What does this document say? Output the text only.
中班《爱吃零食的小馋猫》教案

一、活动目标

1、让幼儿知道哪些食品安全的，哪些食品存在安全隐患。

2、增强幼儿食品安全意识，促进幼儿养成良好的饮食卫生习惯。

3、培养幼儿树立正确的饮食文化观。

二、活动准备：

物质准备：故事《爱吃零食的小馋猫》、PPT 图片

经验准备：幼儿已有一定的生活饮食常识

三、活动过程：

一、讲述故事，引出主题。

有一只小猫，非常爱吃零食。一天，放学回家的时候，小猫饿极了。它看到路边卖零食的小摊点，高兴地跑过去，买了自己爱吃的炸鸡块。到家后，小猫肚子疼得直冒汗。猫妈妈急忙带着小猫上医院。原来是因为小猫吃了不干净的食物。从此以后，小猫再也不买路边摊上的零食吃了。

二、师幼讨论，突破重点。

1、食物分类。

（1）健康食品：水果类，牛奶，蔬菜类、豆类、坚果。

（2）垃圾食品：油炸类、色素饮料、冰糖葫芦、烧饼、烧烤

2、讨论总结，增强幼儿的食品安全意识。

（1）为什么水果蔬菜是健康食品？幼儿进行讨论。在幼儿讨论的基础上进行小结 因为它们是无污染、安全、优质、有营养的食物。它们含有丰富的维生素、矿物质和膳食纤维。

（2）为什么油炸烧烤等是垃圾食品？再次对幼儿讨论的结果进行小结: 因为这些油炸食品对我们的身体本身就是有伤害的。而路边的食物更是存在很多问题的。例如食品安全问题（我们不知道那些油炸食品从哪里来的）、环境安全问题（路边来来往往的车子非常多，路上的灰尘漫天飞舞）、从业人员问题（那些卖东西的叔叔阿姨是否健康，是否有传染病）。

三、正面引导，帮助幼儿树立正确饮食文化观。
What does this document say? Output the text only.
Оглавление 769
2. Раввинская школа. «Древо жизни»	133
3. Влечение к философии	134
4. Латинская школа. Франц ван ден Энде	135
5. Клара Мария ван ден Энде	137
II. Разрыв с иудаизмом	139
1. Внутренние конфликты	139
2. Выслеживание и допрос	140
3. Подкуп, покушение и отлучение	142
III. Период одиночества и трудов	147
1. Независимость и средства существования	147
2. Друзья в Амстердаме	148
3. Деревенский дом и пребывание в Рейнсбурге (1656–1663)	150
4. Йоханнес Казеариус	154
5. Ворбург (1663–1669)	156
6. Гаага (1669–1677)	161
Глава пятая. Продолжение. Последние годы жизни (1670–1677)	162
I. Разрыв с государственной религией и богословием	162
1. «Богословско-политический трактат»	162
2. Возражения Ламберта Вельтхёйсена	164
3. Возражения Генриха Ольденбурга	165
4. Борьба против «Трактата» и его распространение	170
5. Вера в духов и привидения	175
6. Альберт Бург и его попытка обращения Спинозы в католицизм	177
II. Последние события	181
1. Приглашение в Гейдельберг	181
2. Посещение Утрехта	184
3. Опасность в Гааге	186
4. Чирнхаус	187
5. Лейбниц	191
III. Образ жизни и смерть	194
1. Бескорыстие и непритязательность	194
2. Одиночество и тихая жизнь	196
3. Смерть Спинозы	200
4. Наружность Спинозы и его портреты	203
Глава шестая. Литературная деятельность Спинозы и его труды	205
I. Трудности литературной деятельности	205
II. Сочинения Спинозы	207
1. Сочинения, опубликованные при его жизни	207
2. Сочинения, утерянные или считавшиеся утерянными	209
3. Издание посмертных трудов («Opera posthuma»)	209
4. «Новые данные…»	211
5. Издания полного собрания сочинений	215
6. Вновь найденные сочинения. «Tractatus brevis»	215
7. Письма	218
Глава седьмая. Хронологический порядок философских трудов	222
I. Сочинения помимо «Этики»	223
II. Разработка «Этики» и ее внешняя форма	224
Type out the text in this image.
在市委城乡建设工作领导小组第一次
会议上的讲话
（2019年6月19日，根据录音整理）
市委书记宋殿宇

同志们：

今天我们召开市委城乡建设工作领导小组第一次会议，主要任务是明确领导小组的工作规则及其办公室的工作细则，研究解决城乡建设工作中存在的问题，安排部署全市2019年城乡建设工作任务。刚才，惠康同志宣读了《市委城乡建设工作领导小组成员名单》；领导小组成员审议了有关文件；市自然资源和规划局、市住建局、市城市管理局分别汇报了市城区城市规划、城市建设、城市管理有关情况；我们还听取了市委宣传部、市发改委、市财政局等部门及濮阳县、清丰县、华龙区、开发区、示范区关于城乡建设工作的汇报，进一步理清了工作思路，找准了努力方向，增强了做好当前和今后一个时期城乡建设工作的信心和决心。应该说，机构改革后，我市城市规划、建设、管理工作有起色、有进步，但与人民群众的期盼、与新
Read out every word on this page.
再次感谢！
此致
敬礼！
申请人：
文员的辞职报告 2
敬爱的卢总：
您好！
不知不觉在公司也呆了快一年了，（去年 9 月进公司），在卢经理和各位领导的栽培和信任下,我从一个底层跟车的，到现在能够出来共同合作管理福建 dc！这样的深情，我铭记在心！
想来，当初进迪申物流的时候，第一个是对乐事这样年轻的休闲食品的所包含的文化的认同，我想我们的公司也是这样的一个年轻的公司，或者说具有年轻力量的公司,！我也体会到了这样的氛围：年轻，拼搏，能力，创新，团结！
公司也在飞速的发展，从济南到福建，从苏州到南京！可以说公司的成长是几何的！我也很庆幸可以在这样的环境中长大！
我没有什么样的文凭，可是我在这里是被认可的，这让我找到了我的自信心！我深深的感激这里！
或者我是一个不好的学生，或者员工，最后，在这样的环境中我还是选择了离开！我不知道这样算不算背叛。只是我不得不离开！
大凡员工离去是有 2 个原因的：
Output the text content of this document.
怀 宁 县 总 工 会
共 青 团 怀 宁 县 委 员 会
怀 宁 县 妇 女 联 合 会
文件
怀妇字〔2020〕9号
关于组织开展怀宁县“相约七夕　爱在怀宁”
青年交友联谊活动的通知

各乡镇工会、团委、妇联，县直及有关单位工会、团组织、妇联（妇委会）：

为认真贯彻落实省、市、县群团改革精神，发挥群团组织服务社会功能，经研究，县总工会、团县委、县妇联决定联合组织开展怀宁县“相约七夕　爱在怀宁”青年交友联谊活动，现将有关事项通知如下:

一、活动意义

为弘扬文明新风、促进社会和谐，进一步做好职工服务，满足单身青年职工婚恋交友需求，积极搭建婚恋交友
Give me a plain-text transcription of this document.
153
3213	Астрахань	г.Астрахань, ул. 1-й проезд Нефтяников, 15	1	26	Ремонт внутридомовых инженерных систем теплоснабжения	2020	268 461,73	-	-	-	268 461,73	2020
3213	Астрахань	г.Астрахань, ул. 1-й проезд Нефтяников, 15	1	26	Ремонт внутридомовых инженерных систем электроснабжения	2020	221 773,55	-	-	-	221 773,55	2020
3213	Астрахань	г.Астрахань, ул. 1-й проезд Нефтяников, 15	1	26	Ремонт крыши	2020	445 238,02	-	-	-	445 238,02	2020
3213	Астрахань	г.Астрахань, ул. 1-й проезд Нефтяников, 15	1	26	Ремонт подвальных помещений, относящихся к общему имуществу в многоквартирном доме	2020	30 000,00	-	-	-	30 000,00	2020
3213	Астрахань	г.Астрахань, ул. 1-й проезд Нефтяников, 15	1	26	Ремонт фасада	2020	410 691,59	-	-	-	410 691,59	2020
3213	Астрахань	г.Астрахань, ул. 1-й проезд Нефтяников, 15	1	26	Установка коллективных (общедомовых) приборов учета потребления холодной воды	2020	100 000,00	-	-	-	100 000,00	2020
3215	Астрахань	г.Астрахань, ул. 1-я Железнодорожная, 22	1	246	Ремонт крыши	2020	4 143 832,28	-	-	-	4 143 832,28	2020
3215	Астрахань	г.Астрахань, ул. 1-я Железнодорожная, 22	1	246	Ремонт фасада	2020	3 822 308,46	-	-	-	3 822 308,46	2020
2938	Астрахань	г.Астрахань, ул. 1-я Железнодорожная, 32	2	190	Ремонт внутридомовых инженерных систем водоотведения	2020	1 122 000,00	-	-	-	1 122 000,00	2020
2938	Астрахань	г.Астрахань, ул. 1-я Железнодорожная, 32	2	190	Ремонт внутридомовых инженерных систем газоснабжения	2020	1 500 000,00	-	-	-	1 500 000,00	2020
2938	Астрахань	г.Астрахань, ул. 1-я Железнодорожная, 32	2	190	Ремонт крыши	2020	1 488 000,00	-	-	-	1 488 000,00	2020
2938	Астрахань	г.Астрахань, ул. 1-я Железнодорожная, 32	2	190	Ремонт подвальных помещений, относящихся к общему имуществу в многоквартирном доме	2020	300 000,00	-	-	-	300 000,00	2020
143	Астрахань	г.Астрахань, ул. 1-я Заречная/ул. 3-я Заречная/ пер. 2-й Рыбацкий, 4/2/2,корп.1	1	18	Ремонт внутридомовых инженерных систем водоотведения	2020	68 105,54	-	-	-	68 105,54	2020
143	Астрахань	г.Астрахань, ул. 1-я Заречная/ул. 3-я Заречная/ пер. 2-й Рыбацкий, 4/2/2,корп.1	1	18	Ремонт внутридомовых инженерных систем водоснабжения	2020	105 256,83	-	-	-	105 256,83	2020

########################################

Check each line of the records for the word "Заречная" and extract those that contain it.

Finished answer:
143	Астрахань	г.Астрахань, ул. 1-я Заречная/ул. 3-я Заречная/ пер. 2-й Рыбацкий, 4/2/2,корп.1	1	18	Ремонт внутридомовых инженерных систем водоотведения	2020	68 105,54	-	-	-	68 105,54	2020
143	Астрахань	г.Астрахань, ул. 1-я Заречная/ул. 3-я Заречная/ пер. 2-й Рыбацкий, 4/2/2,корп.1	1	18	Ремонт внутридомовых инженерных систем водоснабжения	2020	105 256,83	-	-	-	105 256,83	2020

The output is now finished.